-- Stated problem --
Read the records below and copy each line that contains "https".

-- Data for this task --
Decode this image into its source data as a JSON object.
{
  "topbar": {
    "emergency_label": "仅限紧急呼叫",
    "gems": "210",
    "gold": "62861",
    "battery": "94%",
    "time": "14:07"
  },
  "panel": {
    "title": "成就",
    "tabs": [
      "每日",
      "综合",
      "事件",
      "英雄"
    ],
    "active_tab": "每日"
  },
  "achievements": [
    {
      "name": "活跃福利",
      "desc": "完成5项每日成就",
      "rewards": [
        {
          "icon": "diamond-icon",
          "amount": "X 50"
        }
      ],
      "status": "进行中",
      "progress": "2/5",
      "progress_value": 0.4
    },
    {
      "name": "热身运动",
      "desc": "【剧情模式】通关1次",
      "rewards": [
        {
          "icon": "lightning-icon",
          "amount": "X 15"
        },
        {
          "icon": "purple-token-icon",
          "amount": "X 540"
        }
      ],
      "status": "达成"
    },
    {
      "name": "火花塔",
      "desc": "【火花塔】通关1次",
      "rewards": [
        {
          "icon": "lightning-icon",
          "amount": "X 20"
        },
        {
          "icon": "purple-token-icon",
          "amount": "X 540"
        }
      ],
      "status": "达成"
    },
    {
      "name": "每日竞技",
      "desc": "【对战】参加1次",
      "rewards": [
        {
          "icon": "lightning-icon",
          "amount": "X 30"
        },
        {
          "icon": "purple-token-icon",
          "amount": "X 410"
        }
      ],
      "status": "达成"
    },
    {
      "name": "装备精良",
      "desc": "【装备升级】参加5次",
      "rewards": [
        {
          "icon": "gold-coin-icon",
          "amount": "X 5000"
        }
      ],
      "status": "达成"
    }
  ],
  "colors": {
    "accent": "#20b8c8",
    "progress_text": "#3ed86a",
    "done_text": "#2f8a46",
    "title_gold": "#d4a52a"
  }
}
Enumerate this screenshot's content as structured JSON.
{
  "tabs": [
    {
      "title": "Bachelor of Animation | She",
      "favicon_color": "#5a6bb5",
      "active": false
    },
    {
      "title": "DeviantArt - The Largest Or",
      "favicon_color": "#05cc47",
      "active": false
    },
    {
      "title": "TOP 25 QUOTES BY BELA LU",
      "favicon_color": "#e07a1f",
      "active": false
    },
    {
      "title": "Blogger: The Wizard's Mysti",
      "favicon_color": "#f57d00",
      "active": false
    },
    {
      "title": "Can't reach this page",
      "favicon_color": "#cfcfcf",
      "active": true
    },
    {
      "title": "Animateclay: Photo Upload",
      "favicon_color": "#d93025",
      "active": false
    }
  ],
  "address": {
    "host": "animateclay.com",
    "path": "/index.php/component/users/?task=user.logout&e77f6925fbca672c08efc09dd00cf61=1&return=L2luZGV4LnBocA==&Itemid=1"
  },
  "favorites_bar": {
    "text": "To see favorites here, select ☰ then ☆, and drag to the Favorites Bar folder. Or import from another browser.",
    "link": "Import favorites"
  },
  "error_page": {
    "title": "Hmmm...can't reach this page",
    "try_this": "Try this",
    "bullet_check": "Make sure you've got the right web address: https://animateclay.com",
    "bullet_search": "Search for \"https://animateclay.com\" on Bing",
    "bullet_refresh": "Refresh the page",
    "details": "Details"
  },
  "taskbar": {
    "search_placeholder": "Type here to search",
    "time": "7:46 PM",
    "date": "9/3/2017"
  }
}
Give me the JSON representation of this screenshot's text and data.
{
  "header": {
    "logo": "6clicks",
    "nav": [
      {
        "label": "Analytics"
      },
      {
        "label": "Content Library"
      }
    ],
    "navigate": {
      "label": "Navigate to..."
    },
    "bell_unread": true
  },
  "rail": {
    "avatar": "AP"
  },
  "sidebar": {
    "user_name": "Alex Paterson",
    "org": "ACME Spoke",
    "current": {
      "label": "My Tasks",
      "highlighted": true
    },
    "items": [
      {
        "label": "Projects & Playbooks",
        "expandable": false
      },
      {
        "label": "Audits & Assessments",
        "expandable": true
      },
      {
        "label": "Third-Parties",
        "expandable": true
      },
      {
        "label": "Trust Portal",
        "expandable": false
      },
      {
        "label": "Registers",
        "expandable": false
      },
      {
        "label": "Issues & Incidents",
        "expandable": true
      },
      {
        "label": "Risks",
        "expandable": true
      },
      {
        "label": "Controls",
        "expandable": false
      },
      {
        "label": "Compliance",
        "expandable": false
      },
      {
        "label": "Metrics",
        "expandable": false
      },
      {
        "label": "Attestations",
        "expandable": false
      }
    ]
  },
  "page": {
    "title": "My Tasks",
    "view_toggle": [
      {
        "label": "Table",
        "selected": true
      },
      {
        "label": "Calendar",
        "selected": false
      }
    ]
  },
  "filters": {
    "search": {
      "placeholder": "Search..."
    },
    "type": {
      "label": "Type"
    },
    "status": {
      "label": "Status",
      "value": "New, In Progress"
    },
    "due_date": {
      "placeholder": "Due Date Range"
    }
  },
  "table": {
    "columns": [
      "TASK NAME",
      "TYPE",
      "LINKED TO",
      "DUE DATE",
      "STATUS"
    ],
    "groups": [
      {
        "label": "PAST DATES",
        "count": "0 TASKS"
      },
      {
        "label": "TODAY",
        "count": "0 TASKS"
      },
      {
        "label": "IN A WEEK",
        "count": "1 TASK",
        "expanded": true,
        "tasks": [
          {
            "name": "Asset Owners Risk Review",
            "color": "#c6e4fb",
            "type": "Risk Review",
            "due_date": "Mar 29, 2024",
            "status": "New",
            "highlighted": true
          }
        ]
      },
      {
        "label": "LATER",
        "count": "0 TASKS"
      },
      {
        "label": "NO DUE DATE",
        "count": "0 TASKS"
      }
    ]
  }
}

-- Solution --
    "bullet_check": "Make sure you've got the right web address: https://animateclay.com",
    "bullet_search": "Search for \"https://animateclay.com\" on Bing",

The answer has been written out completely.